- Items
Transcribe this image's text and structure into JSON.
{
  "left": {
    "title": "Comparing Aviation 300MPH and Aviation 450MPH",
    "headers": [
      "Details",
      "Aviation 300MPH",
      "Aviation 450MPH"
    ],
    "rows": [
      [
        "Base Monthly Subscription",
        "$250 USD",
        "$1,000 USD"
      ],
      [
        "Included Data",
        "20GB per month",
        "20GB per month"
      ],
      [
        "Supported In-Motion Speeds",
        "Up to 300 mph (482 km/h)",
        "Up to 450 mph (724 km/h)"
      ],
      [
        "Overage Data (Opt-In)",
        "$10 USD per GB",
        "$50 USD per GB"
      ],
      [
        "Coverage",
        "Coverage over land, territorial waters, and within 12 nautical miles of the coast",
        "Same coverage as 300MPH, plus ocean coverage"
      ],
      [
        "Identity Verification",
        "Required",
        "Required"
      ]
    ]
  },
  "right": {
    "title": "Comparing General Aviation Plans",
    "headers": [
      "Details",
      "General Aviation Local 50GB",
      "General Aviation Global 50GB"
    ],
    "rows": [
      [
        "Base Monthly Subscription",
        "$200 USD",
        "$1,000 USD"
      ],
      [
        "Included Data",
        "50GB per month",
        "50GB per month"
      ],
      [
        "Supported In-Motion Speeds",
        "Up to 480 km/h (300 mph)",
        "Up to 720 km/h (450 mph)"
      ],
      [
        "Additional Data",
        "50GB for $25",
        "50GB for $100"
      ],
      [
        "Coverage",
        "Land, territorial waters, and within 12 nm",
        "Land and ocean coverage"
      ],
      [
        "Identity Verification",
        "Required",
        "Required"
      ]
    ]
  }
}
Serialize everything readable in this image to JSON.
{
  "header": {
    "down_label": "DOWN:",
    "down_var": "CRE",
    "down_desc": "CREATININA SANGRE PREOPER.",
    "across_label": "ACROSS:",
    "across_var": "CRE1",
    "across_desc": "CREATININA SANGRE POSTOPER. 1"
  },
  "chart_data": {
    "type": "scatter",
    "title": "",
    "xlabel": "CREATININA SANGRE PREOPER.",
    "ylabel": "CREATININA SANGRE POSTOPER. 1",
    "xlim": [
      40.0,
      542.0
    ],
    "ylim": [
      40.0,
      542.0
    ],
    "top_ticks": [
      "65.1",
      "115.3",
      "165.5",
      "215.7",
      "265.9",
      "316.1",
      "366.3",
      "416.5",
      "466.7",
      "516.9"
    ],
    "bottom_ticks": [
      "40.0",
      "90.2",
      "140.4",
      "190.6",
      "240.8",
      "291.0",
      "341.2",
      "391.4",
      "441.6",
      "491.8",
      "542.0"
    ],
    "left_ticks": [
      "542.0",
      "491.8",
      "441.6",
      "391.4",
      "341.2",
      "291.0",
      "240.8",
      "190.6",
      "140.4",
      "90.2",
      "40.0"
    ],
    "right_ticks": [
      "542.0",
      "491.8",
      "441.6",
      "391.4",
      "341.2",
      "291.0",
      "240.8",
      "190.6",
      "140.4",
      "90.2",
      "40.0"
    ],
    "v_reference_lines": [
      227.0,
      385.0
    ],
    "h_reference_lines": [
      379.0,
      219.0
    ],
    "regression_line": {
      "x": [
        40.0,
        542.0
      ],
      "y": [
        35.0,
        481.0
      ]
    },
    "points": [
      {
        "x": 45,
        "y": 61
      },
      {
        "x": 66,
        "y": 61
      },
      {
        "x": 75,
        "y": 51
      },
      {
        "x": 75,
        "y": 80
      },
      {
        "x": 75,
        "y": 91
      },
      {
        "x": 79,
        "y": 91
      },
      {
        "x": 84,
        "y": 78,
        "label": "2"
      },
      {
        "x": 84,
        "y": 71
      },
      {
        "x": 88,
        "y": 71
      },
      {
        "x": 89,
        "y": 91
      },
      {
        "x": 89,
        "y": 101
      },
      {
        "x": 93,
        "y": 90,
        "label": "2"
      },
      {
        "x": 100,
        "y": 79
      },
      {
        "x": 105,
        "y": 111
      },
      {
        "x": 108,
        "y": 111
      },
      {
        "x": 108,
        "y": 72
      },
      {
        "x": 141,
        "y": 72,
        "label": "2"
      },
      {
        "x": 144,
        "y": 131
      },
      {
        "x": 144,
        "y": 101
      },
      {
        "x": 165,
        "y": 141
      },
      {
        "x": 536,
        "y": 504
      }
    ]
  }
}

- Written exercise
Write out the data exactly as it stands.

- Reply to the exercise
Transcribe this image's text and structure into JSON.
{
  "left": {
    "title": "Comparing Aviation 300MPH and Aviation 450MPH",
    "headers": [
      "Details",
      "Aviation 300MPH",
      "Aviation 450MPH"
    ],
    "rows": [
      [
        "Base Monthly Subscription",
        "$250 USD",
        "$1,000 USD"
      ],
      [
        "Included Data",
        "20GB per month",
        "20GB per month"
      ],
      [
        "Supported In-Motion Speeds",
        "Up to 300 mph (482 km/h)",
        "Up to 450 mph (724 km/h)"
      ],
      [
        "Overage Data (Opt-In)",
        "$10 USD per GB",
        "$50 USD per GB"
      ],
      [
        "Coverage",
        "Coverage over land, territorial waters, and within 12 nautical miles of the coast",
        "Same coverage as 300MPH, plus ocean coverage"
      ],
      [
        "Identity Verification",
        "Required",
        "Required"
      ]
    ]
  },
  "right": {
    "title": "Comparing General Aviation Plans",
    "headers": [
      "Details",
      "General Aviation Local 50GB",
      "General Aviation Global 50GB"
    ],
    "rows": [
      [
        "Base Monthly Subscription",
        "$200 USD",
        "$1,000 USD"
      ],
      [
        "Included Data",
        "50GB per month",
        "50GB per month"
      ],
      [
        "Supported In-Motion Speeds",
        "Up to 480 km/h (300 mph)",
        "Up to 720 km/h (450 mph)"
      ],
      [
        "Additional Data",
        "50GB for $25",
        "50GB for $100"
      ],
      [
        "Coverage",
        "Land, territorial waters, and within 12 nm",
        "Land and ocean coverage"
      ],
      [
        "Identity Verification",
        "Required",
        "Required"
      ]
    ]
  }
}
Serialize everything readable in this image to JSON.
{
  "header": {
    "down_label": "DOWN:",
    "down_var": "CRE",
    "down_desc": "CREATININA SANGRE PREOPER.",
    "across_label": "ACROSS:",
    "across_var": "CRE1",
    "across_desc": "CREATININA SANGRE POSTOPER. 1"
  },
  "chart_data": {
    "type": "scatter",
    "title": "",
    "xlabel": "CREATININA SANGRE PREOPER.",
    "ylabel": "CREATININA SANGRE POSTOPER. 1",
    "xlim": [
      40.0,
      542.0
    ],
    "ylim": [
      40.0,
      542.0
    ],
    "top_ticks": [
      "65.1",
      "115.3",
      "165.5",
      "215.7",
      "265.9",
      "316.1",
      "366.3",
      "416.5",
      "466.7",
      "516.9"
    ],
    "bottom_ticks": [
      "40.0",
      "90.2",
      "140.4",
      "190.6",
      "240.8",
      "291.0",
      "341.2",
      "391.4",
      "441.6",
      "491.8",
      "542.0"
    ],
    "left_ticks": [
      "542.0",
      "491.8",
      "441.6",
      "391.4",
      "341.2",
      "291.0",
      "240.8",
      "190.6",
      "140.4",
      "90.2",
      "40.0"
    ],
    "right_ticks": [
      "542.0",
      "491.8",
      "441.6",
      "391.4",
      "341.2",
      "291.0",
      "240.8",
      "190.6",
      "140.4",
      "90.2",
      "40.0"
    ],
    "v_reference_lines": [
      227.0,
      385.0
    ],
    "h_reference_lines": [
      379.0,
      219.0
    ],
    "regression_line": {
      "x": [
        40.0,
        542.0
      ],
      "y": [
        35.0,
        481.0
      ]
    },
    "points": [
      {
        "x": 45,
        "y": 61
      },
      {
        "x": 66,
        "y": 61
      },
      {
        "x": 75,
        "y": 51
      },
      {
        "x": 75,
        "y": 80
      },
      {
        "x": 75,
        "y": 91
      },
      {
        "x": 79,
        "y": 91
      },
      {
        "x": 84,
        "y": 78,
        "label": "2"
      },
      {
        "x": 84,
        "y": 71
      },
      {
        "x": 88,
        "y": 71
      },
      {
        "x": 89,
        "y": 91
      },
      {
        "x": 89,
        "y": 101
      },
      {
        "x": 93,
        "y": 90,
        "label": "2"
      },
      {
        "x": 100,
        "y": 79
      },
      {
        "x": 105,
        "y": 111
      },
      {
        "x": 108,
        "y": 111
      },
      {
        "x": 108,
        "y": 72
      },
      {
        "x": 141,
        "y": 72,
        "label": "2"
      },
      {
        "x": 144,
        "y": 131
      },
      {
        "x": 144,
        "y": 101
      },
      {
        "x": 165,
        "y": 141
      },
      {
        "x": 536,
        "y": 504
      }
    ]
  }
}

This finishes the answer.